Stated task: Copy out all of the material, matching it word for word.

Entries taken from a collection
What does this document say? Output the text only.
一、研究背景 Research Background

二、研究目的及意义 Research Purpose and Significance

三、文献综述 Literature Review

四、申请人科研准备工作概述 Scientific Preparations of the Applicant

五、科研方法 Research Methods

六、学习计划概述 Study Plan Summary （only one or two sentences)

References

Response to this task:
What does this document say? Output the text only.
一、研究背景 Research Background

二、研究目的及意义 Research Purpose and Significance

三、文献综述 Literature Review

四、申请人科研准备工作概述 Scientific Preparations of the Applicant

五、科研方法 Research Methods

六、学习计划概述 Study Plan Summary （only one or two sentences)

References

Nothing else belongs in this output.